## Start Data shown

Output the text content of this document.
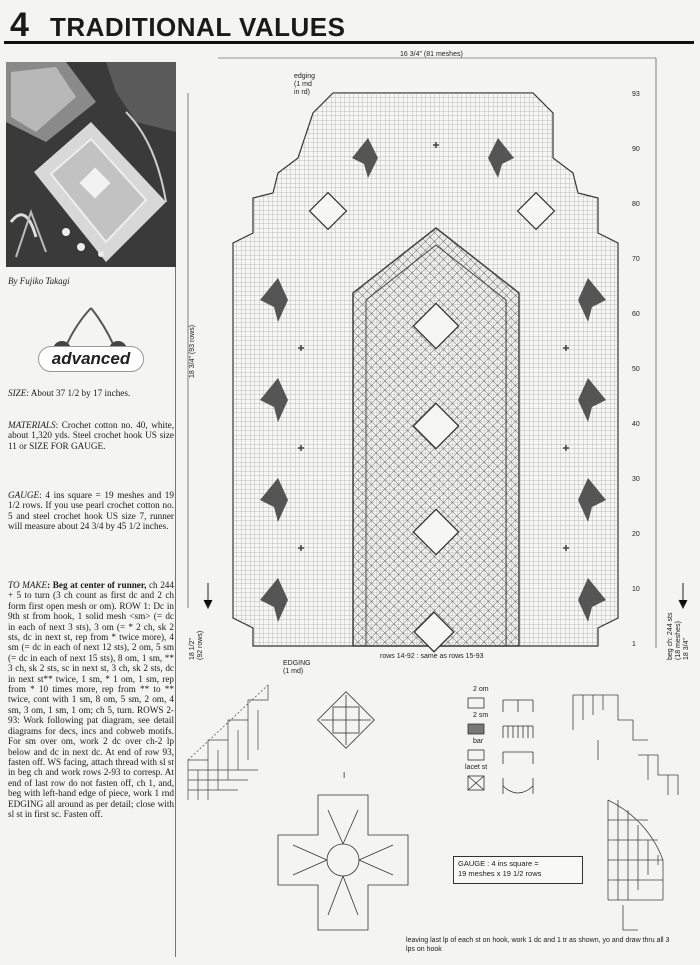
4 TRADITIONAL VALUES
By Fujiko Takagi
advanced
SIZE: About 37 1/2 by 17 inches.
MATERIALS: Crochet cotton no. 40, white, about 1,320 yds. Steel crochet hook US size 11 or SIZE FOR GAUGE.
GAUGE: 4 ins square = 19 meshes and 19 1/2 rows. If you use pearl crochet cotton no. 5 and steel crochet hook US size 7, runner will measure about 24 3/4 by 45 1/2 inches.
TO MAKE: Beg at center of runner, ch 244 + 5 to turn (3 ch count as first dc and 2 ch form first open mesh or om). ROW 1: Dc in 9th st from hook, 1 solid mesh <sm> (= dc in each of next 3 sts), 3 om (= * 2 ch, sk 2 sts, dc in next st, rep from * twice more), 4 sm (= dc in each of next 12 sts), 2 om, 5 sm (= dc in each of next 15 sts), 8 om, 1 sm, ** 3 ch, sk 2 sts, sc in next st, 3 ch, sk 2 sts, dc in next st** twice, 1 sm, * 1 om, 1 sm, rep from * 10 times more, rep from ** to ** twice, cont with 1 sm, 8 om, 5 sm, 2 om, 4 sm, 3 om, 1 sm, 1 om; ch 5, turn. ROWS 2-93: Work following pat diagram, see detail diagrams for decs, incs and cobweb motifs. For sm over om, work 2 dc over ch-2 lp below and dc in next dc. At end of row 93, fasten off. WS facing, attach thread with sl st in beg ch and work rows 2-93 to corresp. At end of last row do not fasten off, ch 1, and, beg with left-hand edge of piece, work 1 rnd EDGING all around as per detail; close with sl st in first sc. Fasten off.
16 3/4" (81 meshes)
18 3/4" (93 rows)
18 1/2"(92 rows)	beg ch: 244 sts(18 meshes)18 3/4"
edging (1 md in rd)	93
90
80
70
60
50
40
30
20
10
1
rows 14-92 : same as rows 15-93
EDGING (1 md)
I
2 om
2 sm
bar
lacet st
GAUGE : 4 ins square =
19 meshes x 19 1/2 rows
leaving last lp of each st on hook, work 1 dc and 1 tr as shown, yo and draw thru all 3 lps on hook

## End Data shown

**Task details**:
Please write out all of the material above without changing a word, and omit any pictures.

**Right answer**:
Output the text content of this document.
4 TRADITIONAL VALUES
By Fujiko Takagi
advanced
SIZE: About 37 1/2 by 17 inches.
MATERIALS: Crochet cotton no. 40, white, about 1,320 yds. Steel crochet hook US size 11 or SIZE FOR GAUGE.
GAUGE: 4 ins square = 19 meshes and 19 1/2 rows. If you use pearl crochet cotton no. 5 and steel crochet hook US size 7, runner will measure about 24 3/4 by 45 1/2 inches.
TO MAKE: Beg at center of runner, ch 244 + 5 to turn (3 ch count as first dc and 2 ch form first open mesh or om). ROW 1: Dc in 9th st from hook, 1 solid mesh <sm> (= dc in each of next 3 sts), 3 om (= * 2 ch, sk 2 sts, dc in next st, rep from * twice more), 4 sm (= dc in each of next 12 sts), 2 om, 5 sm (= dc in each of next 15 sts), 8 om, 1 sm, ** 3 ch, sk 2 sts, sc in next st, 3 ch, sk 2 sts, dc in next st** twice, 1 sm, * 1 om, 1 sm, rep from * 10 times more, rep from ** to ** twice, cont with 1 sm, 8 om, 5 sm, 2 om, 4 sm, 3 om, 1 sm, 1 om; ch 5, turn. ROWS 2-93: Work following pat diagram, see detail diagrams for decs, incs and cobweb motifs. For sm over om, work 2 dc over ch-2 lp below and dc in next dc. At end of row 93, fasten off. WS facing, attach thread with sl st in beg ch and work rows 2-93 to corresp. At end of last row do not fasten off, ch 1, and, beg with left-hand edge of piece, work 1 rnd EDGING all around as per detail; close with sl st in first sc. Fasten off.
16 3/4" (81 meshes)
18 3/4" (93 rows)
18 1/2"(92 rows)	beg ch: 244 sts(18 meshes)18 3/4"
edging (1 md in rd)	93
90
80
70
60
50
40
30
20
10
1
rows 14-92 : same as rows 15-93
EDGING (1 md)
I
2 om
2 sm
bar
lacet st
GAUGE : 4 ins square =
19 meshes x 19 1/2 rows
leaving last lp of each st on hook, work 1 dc and 1 tr as shown, yo and draw thru all 3 lps on hook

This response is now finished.